### Challenge
Rewrite the rows from the first one through the one containing "tab-line[interactable]: Line <box>130", with each "sar-dot" changed to "sar-point" and nothing else altered.

### Stored rows
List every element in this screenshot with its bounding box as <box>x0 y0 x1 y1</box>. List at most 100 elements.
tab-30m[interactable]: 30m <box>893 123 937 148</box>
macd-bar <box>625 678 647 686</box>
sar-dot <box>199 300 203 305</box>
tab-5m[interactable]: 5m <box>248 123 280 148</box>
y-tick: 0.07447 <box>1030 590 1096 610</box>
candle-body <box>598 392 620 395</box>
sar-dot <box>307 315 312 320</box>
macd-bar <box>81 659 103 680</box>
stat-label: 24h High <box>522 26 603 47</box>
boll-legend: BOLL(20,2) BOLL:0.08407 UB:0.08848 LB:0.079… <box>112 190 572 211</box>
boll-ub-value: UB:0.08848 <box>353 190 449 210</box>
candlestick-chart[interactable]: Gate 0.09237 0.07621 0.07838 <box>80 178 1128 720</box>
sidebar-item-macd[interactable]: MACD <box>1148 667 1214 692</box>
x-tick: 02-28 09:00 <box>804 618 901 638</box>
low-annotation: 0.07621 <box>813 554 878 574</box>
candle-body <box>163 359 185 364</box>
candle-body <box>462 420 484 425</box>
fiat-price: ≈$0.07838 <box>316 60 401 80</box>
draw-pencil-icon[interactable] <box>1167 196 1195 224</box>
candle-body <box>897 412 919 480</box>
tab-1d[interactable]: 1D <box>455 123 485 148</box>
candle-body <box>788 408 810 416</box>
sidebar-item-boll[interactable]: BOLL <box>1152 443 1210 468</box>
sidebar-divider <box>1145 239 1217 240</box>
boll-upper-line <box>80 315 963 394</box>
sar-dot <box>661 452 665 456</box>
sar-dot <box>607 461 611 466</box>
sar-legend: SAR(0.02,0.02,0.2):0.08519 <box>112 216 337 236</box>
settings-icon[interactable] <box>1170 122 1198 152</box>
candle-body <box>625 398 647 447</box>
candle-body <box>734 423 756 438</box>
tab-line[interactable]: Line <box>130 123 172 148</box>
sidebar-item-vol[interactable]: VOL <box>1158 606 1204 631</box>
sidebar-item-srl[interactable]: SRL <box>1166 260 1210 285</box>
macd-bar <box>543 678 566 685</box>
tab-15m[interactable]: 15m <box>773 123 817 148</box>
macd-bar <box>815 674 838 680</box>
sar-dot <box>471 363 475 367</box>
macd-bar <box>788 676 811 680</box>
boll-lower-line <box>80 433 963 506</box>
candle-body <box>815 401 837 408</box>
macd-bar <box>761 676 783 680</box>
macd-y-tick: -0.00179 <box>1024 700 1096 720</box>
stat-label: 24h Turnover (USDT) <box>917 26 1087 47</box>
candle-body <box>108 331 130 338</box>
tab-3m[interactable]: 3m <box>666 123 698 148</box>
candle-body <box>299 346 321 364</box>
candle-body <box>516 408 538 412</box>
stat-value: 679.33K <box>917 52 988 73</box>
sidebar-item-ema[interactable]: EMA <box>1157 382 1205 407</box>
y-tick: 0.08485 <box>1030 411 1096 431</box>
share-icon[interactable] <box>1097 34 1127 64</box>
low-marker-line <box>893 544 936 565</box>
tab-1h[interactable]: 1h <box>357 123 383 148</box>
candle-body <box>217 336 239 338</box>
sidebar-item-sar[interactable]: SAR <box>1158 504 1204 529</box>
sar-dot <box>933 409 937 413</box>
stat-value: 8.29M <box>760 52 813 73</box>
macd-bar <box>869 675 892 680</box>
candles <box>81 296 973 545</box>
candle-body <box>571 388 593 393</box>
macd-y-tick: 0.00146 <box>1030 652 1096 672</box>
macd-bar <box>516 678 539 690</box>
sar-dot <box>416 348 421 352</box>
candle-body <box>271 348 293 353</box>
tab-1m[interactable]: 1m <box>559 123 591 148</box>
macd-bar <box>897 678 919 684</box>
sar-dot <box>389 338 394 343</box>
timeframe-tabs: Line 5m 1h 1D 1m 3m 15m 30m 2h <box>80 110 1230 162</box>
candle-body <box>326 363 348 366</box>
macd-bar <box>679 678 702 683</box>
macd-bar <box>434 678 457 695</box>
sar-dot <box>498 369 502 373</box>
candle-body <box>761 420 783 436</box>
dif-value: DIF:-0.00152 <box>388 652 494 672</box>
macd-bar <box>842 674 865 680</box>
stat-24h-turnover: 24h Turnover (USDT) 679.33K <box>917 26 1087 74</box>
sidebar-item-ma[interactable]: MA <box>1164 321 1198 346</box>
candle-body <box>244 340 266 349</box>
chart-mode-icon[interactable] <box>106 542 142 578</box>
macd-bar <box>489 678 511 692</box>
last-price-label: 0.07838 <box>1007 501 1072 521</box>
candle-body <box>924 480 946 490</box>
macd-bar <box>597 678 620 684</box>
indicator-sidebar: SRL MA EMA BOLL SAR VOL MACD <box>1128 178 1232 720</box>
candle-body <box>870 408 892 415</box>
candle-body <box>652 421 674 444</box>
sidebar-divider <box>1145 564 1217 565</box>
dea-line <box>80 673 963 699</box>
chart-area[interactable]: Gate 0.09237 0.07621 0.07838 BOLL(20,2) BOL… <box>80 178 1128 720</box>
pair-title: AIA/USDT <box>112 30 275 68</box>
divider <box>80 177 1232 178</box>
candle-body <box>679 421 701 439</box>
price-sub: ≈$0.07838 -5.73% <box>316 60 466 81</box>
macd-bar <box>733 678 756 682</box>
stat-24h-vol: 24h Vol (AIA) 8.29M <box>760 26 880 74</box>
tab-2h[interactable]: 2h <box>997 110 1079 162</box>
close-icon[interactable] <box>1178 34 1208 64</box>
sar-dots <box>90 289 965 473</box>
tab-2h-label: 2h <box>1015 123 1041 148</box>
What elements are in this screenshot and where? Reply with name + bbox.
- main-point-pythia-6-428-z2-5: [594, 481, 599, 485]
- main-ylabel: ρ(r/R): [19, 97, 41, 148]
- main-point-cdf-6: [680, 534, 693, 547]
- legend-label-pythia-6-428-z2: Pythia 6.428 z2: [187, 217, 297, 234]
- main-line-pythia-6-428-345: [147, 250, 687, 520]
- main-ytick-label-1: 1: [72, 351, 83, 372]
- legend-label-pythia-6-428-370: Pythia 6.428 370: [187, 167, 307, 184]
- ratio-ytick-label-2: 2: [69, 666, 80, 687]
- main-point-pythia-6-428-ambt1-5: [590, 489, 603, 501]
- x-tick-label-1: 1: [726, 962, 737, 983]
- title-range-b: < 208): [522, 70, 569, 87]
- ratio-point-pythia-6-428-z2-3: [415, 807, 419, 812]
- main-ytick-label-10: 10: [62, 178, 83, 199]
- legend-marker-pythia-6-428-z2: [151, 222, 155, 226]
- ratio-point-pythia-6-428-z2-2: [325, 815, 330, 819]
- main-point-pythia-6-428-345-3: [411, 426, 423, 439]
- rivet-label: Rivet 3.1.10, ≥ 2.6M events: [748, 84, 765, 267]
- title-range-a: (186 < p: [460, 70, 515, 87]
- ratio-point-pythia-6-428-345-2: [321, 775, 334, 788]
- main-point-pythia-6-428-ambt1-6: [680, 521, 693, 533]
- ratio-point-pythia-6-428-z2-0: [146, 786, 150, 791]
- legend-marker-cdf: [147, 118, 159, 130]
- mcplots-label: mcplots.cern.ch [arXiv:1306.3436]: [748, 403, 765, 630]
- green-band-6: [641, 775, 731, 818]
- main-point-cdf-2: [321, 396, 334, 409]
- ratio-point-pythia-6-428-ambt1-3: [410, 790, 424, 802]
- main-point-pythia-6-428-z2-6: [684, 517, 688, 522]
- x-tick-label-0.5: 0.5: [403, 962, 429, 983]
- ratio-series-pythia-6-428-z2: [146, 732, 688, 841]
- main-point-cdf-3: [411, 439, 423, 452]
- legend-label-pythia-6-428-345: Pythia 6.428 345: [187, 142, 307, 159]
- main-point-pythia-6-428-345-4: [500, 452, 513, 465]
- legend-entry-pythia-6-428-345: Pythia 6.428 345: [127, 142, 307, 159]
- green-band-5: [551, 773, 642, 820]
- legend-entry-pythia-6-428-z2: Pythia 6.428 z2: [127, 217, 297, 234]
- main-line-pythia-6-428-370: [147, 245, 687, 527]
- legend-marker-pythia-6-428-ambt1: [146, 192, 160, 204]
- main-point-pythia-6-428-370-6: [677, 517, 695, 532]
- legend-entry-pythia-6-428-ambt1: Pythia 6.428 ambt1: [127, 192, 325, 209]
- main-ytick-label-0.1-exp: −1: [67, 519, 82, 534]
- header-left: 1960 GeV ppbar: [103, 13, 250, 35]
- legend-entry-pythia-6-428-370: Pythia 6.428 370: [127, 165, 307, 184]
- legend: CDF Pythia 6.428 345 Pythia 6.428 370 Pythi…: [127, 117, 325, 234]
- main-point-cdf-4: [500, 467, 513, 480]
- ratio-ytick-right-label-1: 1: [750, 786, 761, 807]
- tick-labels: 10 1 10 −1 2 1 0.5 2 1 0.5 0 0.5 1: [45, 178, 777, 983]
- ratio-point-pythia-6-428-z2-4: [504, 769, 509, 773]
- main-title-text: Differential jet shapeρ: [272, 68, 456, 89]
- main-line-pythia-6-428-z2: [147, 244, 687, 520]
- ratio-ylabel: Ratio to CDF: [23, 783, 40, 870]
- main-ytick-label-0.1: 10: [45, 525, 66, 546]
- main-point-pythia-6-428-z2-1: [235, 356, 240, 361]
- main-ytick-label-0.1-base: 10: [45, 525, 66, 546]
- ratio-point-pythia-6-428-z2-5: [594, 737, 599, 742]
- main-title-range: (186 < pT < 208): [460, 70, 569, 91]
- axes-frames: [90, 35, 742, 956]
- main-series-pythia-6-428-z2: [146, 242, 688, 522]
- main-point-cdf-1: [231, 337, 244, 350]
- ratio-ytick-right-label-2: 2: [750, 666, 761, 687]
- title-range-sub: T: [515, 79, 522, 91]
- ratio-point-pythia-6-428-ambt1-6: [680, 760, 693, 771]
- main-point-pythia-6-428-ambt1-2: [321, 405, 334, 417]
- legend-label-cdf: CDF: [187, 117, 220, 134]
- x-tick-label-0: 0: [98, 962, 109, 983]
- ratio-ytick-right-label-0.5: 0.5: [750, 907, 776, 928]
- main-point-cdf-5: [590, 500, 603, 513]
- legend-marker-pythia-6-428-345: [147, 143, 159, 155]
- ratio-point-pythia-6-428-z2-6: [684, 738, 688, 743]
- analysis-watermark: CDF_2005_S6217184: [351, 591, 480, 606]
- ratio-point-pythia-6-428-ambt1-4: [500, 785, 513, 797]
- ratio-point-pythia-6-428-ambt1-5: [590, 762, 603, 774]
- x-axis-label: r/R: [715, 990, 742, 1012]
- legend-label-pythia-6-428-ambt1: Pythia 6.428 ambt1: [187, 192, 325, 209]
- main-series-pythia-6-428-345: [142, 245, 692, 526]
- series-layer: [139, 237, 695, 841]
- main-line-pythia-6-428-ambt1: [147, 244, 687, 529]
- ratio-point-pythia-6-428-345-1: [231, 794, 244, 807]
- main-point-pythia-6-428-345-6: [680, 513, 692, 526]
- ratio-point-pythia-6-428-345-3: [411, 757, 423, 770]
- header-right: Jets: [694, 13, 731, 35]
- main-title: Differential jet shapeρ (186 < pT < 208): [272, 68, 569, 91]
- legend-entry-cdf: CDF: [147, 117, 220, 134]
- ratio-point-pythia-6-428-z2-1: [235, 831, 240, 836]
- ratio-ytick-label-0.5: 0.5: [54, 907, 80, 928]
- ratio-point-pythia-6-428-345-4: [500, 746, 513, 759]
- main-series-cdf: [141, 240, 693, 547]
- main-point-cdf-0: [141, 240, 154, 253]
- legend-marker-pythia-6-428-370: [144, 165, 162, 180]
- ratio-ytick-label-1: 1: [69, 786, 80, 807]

### Problem solution
List every element in this screenshot with its bounding box as <box>x0 y0 x1 y1</box>. List at most 100 elements.
tab-30m[interactable]: 30m <box>893 123 937 148</box>
macd-bar <box>625 678 647 686</box>
sar-point <box>199 300 203 305</box>
tab-5m[interactable]: 5m <box>248 123 280 148</box>
y-tick: 0.07447 <box>1030 590 1096 610</box>
candle-body <box>598 392 620 395</box>
sar-point <box>307 315 312 320</box>
macd-bar <box>81 659 103 680</box>
stat-label: 24h High <box>522 26 603 47</box>
boll-legend: BOLL(20,2) BOLL:0.08407 UB:0.08848 LB:0.079… <box>112 190 572 211</box>
boll-ub-value: UB:0.08848 <box>353 190 449 210</box>
candlestick-chart[interactable]: Gate 0.09237 0.07621 0.07838 <box>80 178 1128 720</box>
sidebar-item-macd[interactable]: MACD <box>1148 667 1214 692</box>
x-tick: 02-28 09:00 <box>804 618 901 638</box>
low-annotation: 0.07621 <box>813 554 878 574</box>
candle-body <box>163 359 185 364</box>
candle-body <box>462 420 484 425</box>
fiat-price: ≈$0.07838 <box>316 60 401 80</box>
draw-pencil-icon[interactable] <box>1167 196 1195 224</box>
candle-body <box>897 412 919 480</box>
tab-1d[interactable]: 1D <box>455 123 485 148</box>
candle-body <box>788 408 810 416</box>
sidebar-item-boll[interactable]: BOLL <box>1152 443 1210 468</box>
sidebar-divider <box>1145 239 1217 240</box>
boll-upper-line <box>80 315 963 394</box>
sar-point <box>661 452 665 456</box>
sar-point <box>607 461 611 466</box>
sar-legend: SAR(0.02,0.02,0.2):0.08519 <box>112 216 337 236</box>
settings-icon[interactable] <box>1170 122 1198 152</box>
candle-body <box>625 398 647 447</box>
candle-body <box>734 423 756 438</box>
tab-line[interactable]: Line <box>130 123 172 148</box>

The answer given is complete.